What the exercise asks — Give all of the lines again, with nothing added or dropped.

Records supplied —

┌──

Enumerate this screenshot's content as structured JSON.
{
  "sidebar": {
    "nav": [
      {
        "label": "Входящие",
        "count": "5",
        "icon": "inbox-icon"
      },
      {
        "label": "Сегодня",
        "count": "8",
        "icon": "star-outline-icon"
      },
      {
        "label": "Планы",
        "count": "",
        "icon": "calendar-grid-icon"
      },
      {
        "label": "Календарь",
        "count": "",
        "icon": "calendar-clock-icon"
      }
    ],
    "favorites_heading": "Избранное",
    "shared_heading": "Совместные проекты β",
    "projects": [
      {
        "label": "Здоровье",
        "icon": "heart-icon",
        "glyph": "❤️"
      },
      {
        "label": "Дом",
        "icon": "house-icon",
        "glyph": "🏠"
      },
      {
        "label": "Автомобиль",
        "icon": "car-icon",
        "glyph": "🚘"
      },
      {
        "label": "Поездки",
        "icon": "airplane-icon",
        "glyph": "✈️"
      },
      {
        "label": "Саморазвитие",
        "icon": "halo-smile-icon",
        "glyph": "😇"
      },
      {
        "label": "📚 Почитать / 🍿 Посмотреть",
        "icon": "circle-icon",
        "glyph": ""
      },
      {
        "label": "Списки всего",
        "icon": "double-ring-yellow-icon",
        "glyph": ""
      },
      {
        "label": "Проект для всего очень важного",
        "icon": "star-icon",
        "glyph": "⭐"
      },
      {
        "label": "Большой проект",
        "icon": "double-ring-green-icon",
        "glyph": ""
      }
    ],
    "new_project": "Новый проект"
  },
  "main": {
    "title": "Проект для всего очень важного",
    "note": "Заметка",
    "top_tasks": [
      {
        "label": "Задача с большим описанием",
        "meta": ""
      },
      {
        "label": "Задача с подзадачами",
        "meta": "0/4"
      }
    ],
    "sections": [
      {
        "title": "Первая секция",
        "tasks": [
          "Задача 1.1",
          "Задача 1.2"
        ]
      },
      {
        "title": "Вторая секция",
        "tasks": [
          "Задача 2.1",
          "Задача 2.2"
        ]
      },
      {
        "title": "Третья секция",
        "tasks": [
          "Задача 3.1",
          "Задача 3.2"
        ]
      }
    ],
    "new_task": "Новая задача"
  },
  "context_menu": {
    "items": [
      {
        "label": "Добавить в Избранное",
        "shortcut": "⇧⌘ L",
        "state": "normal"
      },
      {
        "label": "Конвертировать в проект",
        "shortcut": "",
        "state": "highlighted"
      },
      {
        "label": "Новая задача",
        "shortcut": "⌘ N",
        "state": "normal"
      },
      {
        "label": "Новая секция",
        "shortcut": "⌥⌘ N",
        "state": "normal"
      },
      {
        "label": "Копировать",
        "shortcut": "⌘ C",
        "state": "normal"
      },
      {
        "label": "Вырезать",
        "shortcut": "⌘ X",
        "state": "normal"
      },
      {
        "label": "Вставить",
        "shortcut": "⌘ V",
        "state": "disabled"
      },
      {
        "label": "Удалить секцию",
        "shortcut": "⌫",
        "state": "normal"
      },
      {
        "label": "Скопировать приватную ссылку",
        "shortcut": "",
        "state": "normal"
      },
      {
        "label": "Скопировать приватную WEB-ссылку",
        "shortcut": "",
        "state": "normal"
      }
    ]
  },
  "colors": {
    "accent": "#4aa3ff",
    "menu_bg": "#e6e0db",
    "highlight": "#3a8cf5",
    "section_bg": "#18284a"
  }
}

└──

Solution to the problem —
Enumerate this screenshot's content as structured JSON.
{
  "sidebar": {
    "nav": [
      {
        "label": "Входящие",
        "count": "5",
        "icon": "inbox-icon"
      },
      {
        "label": "Сегодня",
        "count": "8",
        "icon": "star-outline-icon"
      },
      {
        "label": "Планы",
        "count": "",
        "icon": "calendar-grid-icon"
      },
      {
        "label": "Календарь",
        "count": "",
        "icon": "calendar-clock-icon"
      }
    ],
    "favorites_heading": "Избранное",
    "shared_heading": "Совместные проекты β",
    "projects": [
      {
        "label": "Здоровье",
        "icon": "heart-icon",
        "glyph": "❤️"
      },
      {
        "label": "Дом",
        "icon": "house-icon",
        "glyph": "🏠"
      },
      {
        "label": "Автомобиль",
        "icon": "car-icon",
        "glyph": "🚘"
      },
      {
        "label": "Поездки",
        "icon": "airplane-icon",
        "glyph": "✈️"
      },
      {
        "label": "Саморазвитие",
        "icon": "halo-smile-icon",
        "glyph": "😇"
      },
      {
        "label": "📚 Почитать / 🍿 Посмотреть",
        "icon": "circle-icon",
        "glyph": ""
      },
      {
        "label": "Списки всего",
        "icon": "double-ring-yellow-icon",
        "glyph": ""
      },
      {
        "label": "Проект для всего очень важного",
        "icon": "star-icon",
        "glyph": "⭐"
      },
      {
        "label": "Большой проект",
        "icon": "double-ring-green-icon",
        "glyph": ""
      }
    ],
    "new_project": "Новый проект"
  },
  "main": {
    "title": "Проект для всего очень важного",
    "note": "Заметка",
    "top_tasks": [
      {
        "label": "Задача с большим описанием",
        "meta": ""
      },
      {
        "label": "Задача с подзадачами",
        "meta": "0/4"
      }
    ],
    "sections": [
      {
        "title": "Первая секция",
        "tasks": [
          "Задача 1.1",
          "Задача 1.2"
        ]
      },
      {
        "title": "Вторая секция",
        "tasks": [
          "Задача 2.1",
          "Задача 2.2"
        ]
      },
      {
        "title": "Третья секция",
        "tasks": [
          "Задача 3.1",
          "Задача 3.2"
        ]
      }
    ],
    "new_task": "Новая задача"
  },
  "context_menu": {
    "items": [
      {
        "label": "Добавить в Избранное",
        "shortcut": "⇧⌘ L",
        "state": "normal"
      },
      {
        "label": "Конвертировать в проект",
        "shortcut": "",
        "state": "highlighted"
      },
      {
        "label": "Новая задача",
        "shortcut": "⌘ N",
        "state": "normal"
      },
      {
        "label": "Новая секция",
        "shortcut": "⌥⌘ N",
        "state": "normal"
      },
      {
        "label": "Копировать",
        "shortcut": "⌘ C",
        "state": "normal"
      },
      {
        "label": "Вырезать",
        "shortcut": "⌘ X",
        "state": "normal"
      },
      {
        "label": "Вставить",
        "shortcut": "⌘ V",
        "state": "disabled"
      },
      {
        "label": "Удалить секцию",
        "shortcut": "⌫",
        "state": "normal"
      },
      {
        "label": "Скопировать приватную ссылку",
        "shortcut": "",
        "state": "normal"
      },
      {
        "label": "Скопировать приватную WEB-ссылку",
        "shortcut": "",
        "state": "normal"
      }
    ]
  },
  "colors": {
    "accent": "#4aa3ff",
    "menu_bg": "#e6e0db",
    "highlight": "#3a8cf5",
    "section_bg": "#18284a"
  }
}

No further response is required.